## TEXT SEGMENT
START

Our neighbourhood is also part of a region riddled with paradoxes. While South Asia has one of the world’s most rapidly expanding markets, the gap between rich and poor people, as also rich and poor sub-regions, has grown dramatically, making it a subcontinent of sharp divergences. While individual States are integrating with the global economy, with India increasing its foreign trade three-fold between 2006 and 2012 to nearly $800 billion, intra-regional trade remains well below double-digit figures, making South Asia the least economically integrated area in the world. South Asian States are connected more to the outside world than to each other.
Could we expect any better in 2014?
This is unlikely, especially in relation to Pakistan. Successive attacks in 2008, first the July 7 bombing of the Indian Mission in Kabul, followed by the massacre in Mumbai on November 26, have become indelible reminders of the direct nexus between Pakistan-based terrorist groups and the Pakistan Army. Afghan and Indian officials were quick to spot the ISI hand in these events. WikiLeaks cables subsequently confirmed this. Senior US CIA officials confronted their Pakistani counterparts with evidence that the ISI helped plan the attack on the Indian Mission, besides tasking the Haqqani network to kill Indian officials, development workers and engineers in Afghanistan. Similar evidence is available regarding the Mumbai attack. There is little proof that this nexus has since been broken.
There was early promise that, post-elections, Pakistan would take quick action on the Mumbai attack perpetrators and resume the eight-segment bilateral dialogue. India remained undeterred in its efforts to pursue peace initiatives even in the face of continued incidents of terrorism, but the subsequent Line of Control violations derailed the dialogue process. Nawaz Sharif has himself come to the conclusion that no movement can be expected until India’s Lok Sabha elections next year.
In Pakistan, India awaits the movement of the civilian-military equation in a more positive direction, as also the enlargement of the constituency for better India-Pakistan relations. There is some churning within Pakistan, related to its India policy, induced partly by the realization that time might work in India’s favour. Public support for peace with India has grown. These trends, however, remain weak within its polity. Given India’s role in the creation of Bangladesh and Pakistan’s nationhood being the Boolean negative of India, the continuing paranoia in Pakistan about Indian motives should not be underestimated.

END

## SET PROBLEM 1
In the passage on South Asia and India-Pakistan relations, reproduce word for word the part that begins at the words "In Pakistan, India" and stops after the words "not be underestimated.".
## SET PROBLEM 2
According to the passage on South Asia and India-Pakistan relations, why is South Asia described as the least economically integrated area in the world?

## RECORDED INFORMATION
START

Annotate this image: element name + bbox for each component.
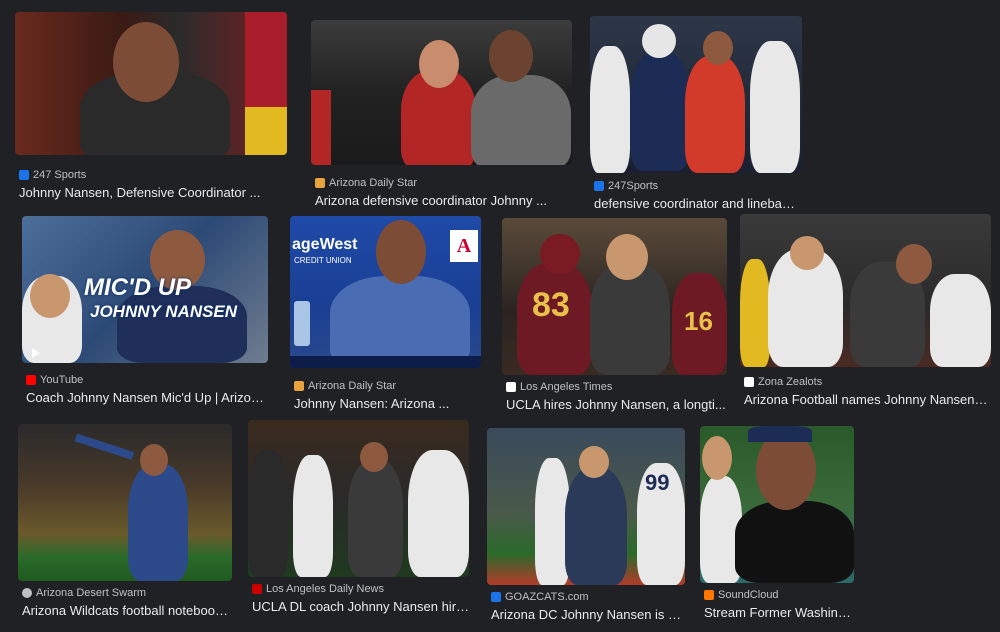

END

## ANSWER 1
In Pakistan, India awaits the movement of the civilian-military equation in a more positive direction, as also the enlargement of the constituency for better India-Pakistan relations. There is some churning within Pakistan, related to its India policy, induced partly by the realization that time might work in India’s favour. Public support for peace with India has grown. These trends, however, remain weak within its polity. Given India’s role in the creation of Bangladesh and Pakistan’s nationhood being the Boolean negative of India, the continuing paranoia in Pakistan about Indian motives should not be underestimated.

## ANSWER 2
Intra-regional trade in South Asia remains well below double-digit figures, even as individual States integrate with the global economy. India, for example, tripled its foreign trade between 2006 and 2012 to nearly $800 billion, so the States are more connected to the outside world than to each other.